- **Short task**: Give the listing below again in full, exactly as written.

- **Record extracts**:
** begin **

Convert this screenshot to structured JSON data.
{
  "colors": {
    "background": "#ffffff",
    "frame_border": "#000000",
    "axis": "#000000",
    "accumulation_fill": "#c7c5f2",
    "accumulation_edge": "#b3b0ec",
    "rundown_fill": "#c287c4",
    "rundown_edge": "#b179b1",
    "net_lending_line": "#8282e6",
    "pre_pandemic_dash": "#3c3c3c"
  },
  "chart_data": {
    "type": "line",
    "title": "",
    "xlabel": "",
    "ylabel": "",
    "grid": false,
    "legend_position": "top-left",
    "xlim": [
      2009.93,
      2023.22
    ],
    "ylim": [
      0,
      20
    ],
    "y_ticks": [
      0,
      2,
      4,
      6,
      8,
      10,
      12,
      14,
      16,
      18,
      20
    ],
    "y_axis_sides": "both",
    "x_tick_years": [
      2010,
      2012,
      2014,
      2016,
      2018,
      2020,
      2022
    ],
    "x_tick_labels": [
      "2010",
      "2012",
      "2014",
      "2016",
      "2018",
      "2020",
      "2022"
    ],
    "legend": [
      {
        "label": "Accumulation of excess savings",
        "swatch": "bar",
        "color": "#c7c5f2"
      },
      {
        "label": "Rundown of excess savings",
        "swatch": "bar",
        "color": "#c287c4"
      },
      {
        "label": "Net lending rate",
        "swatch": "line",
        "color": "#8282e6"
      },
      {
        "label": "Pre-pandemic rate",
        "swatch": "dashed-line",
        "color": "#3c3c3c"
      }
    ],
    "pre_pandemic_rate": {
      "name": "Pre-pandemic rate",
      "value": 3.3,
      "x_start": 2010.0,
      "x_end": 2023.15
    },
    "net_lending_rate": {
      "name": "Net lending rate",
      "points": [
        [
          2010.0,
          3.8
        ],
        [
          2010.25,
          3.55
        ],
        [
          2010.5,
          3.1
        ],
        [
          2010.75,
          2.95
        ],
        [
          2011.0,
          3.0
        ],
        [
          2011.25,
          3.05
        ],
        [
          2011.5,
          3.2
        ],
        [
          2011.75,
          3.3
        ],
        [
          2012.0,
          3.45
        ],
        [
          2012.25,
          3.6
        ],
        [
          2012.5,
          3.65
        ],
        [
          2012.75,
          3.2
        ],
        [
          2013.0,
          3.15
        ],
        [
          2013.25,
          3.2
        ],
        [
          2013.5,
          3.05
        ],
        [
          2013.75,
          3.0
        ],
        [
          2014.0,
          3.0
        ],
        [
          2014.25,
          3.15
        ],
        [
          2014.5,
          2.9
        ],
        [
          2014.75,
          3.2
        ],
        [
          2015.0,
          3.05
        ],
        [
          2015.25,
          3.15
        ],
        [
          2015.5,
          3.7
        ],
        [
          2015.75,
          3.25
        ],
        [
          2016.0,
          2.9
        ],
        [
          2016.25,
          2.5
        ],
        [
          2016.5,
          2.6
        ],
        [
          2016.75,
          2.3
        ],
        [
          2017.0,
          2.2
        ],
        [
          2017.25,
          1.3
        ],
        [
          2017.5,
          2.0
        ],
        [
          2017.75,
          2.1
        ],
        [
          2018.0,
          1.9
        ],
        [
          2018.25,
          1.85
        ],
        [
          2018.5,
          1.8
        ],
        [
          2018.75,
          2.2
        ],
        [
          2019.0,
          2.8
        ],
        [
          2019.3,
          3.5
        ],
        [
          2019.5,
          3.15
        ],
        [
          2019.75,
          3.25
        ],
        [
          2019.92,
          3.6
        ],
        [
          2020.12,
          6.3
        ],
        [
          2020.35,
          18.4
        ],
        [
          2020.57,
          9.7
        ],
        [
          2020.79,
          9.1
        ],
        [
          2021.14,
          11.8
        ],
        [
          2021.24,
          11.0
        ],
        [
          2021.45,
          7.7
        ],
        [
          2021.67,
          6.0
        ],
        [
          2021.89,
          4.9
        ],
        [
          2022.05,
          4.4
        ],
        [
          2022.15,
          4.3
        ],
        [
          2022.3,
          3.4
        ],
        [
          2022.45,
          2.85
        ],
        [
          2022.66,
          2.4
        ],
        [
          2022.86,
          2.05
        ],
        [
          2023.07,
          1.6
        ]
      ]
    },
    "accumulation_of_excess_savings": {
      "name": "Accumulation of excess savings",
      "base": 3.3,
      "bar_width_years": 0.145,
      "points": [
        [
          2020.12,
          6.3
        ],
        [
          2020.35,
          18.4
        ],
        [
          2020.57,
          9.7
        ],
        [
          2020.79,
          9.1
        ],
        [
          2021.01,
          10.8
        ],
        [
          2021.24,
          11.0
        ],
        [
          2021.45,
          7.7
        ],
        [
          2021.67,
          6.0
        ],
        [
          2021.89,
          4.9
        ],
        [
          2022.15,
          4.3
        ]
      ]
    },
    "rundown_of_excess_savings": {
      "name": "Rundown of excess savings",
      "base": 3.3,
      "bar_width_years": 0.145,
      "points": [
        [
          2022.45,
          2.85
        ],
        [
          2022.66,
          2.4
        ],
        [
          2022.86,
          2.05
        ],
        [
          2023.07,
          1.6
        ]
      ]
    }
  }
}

** end **

- **Solution to the problem**:
Convert this screenshot to structured JSON data.
{
  "colors": {
    "background": "#ffffff",
    "frame_border": "#000000",
    "axis": "#000000",
    "accumulation_fill": "#c7c5f2",
    "accumulation_edge": "#b3b0ec",
    "rundown_fill": "#c287c4",
    "rundown_edge": "#b179b1",
    "net_lending_line": "#8282e6",
    "pre_pandemic_dash": "#3c3c3c"
  },
  "chart_data": {
    "type": "line",
    "title": "",
    "xlabel": "",
    "ylabel": "",
    "grid": false,
    "legend_position": "top-left",
    "xlim": [
      2009.93,
      2023.22
    ],
    "ylim": [
      0,
      20
    ],
    "y_ticks": [
      0,
      2,
      4,
      6,
      8,
      10,
      12,
      14,
      16,
      18,
      20
    ],
    "y_axis_sides": "both",
    "x_tick_years": [
      2010,
      2012,
      2014,
      2016,
      2018,
      2020,
      2022
    ],
    "x_tick_labels": [
      "2010",
      "2012",
      "2014",
      "2016",
      "2018",
      "2020",
      "2022"
    ],
    "legend": [
      {
        "label": "Accumulation of excess savings",
        "swatch": "bar",
        "color": "#c7c5f2"
      },
      {
        "label": "Rundown of excess savings",
        "swatch": "bar",
        "color": "#c287c4"
      },
      {
        "label": "Net lending rate",
        "swatch": "line",
        "color": "#8282e6"
      },
      {
        "label": "Pre-pandemic rate",
        "swatch": "dashed-line",
        "color": "#3c3c3c"
      }
    ],
    "pre_pandemic_rate": {
      "name": "Pre-pandemic rate",
      "value": 3.3,
      "x_start": 2010.0,
      "x_end": 2023.15
    },
    "net_lending_rate": {
      "name": "Net lending rate",
      "points": [
        [
          2010.0,
          3.8
        ],
        [
          2010.25,
          3.55
        ],
        [
          2010.5,
          3.1
        ],
        [
          2010.75,
          2.95
        ],
        [
          2011.0,
          3.0
        ],
        [
          2011.25,
          3.05
        ],
        [
          2011.5,
          3.2
        ],
        [
          2011.75,
          3.3
        ],
        [
          2012.0,
          3.45
        ],
        [
          2012.25,
          3.6
        ],
        [
          2012.5,
          3.65
        ],
        [
          2012.75,
          3.2
        ],
        [
          2013.0,
          3.15
        ],
        [
          2013.25,
          3.2
        ],
        [
          2013.5,
          3.05
        ],
        [
          2013.75,
          3.0
        ],
        [
          2014.0,
          3.0
        ],
        [
          2014.25,
          3.15
        ],
        [
          2014.5,
          2.9
        ],
        [
          2014.75,
          3.2
        ],
        [
          2015.0,
          3.05
        ],
        [
          2015.25,
          3.15
        ],
        [
          2015.5,
          3.7
        ],
        [
          2015.75,
          3.25
        ],
        [
          2016.0,
          2.9
        ],
        [
          2016.25,
          2.5
        ],
        [
          2016.5,
          2.6
        ],
        [
          2016.75,
          2.3
        ],
        [
          2017.0,
          2.2
        ],
        [
          2017.25,
          1.3
        ],
        [
          2017.5,
          2.0
        ],
        [
          2017.75,
          2.1
        ],
        [
          2018.0,
          1.9
        ],
        [
          2018.25,
          1.85
        ],
        [
          2018.5,
          1.8
        ],
        [
          2018.75,
          2.2
        ],
        [
          2019.0,
          2.8
        ],
        [
          2019.3,
          3.5
        ],
        [
          2019.5,
          3.15
        ],
        [
          2019.75,
          3.25
        ],
        [
          2019.92,
          3.6
        ],
        [
          2020.12,
          6.3
        ],
        [
          2020.35,
          18.4
        ],
        [
          2020.57,
          9.7
        ],
        [
          2020.79,
          9.1
        ],
        [
          2021.14,
          11.8
        ],
        [
          2021.24,
          11.0
        ],
        [
          2021.45,
          7.7
        ],
        [
          2021.67,
          6.0
        ],
        [
          2021.89,
          4.9
        ],
        [
          2022.05,
          4.4
        ],
        [
          2022.15,
          4.3
        ],
        [
          2022.3,
          3.4
        ],
        [
          2022.45,
          2.85
        ],
        [
          2022.66,
          2.4
        ],
        [
          2022.86,
          2.05
        ],
        [
          2023.07,
          1.6
        ]
      ]
    },
    "accumulation_of_excess_savings": {
      "name": "Accumulation of excess savings",
      "base": 3.3,
      "bar_width_years": 0.145,
      "points": [
        [
          2020.12,
          6.3
        ],
        [
          2020.35,
          18.4
        ],
        [
          2020.57,
          9.7
        ],
        [
          2020.79,
          9.1
        ],
        [
          2021.01,
          10.8
        ],
        [
          2021.24,
          11.0
        ],
        [
          2021.45,
          7.7
        ],
        [
          2021.67,
          6.0
        ],
        [
          2021.89,
          4.9
        ],
        [
          2022.15,
          4.3
        ]
      ]
    },
    "rundown_of_excess_savings": {
      "name": "Rundown of excess savings",
      "base": 3.3,
      "bar_width_years": 0.145,
      "points": [
        [
          2022.45,
          2.85
        ],
        [
          2022.66,
          2.4
        ],
        [
          2022.86,
          2.05
        ],
        [
          2023.07,
          1.6
        ]
      ]
    }
  }
}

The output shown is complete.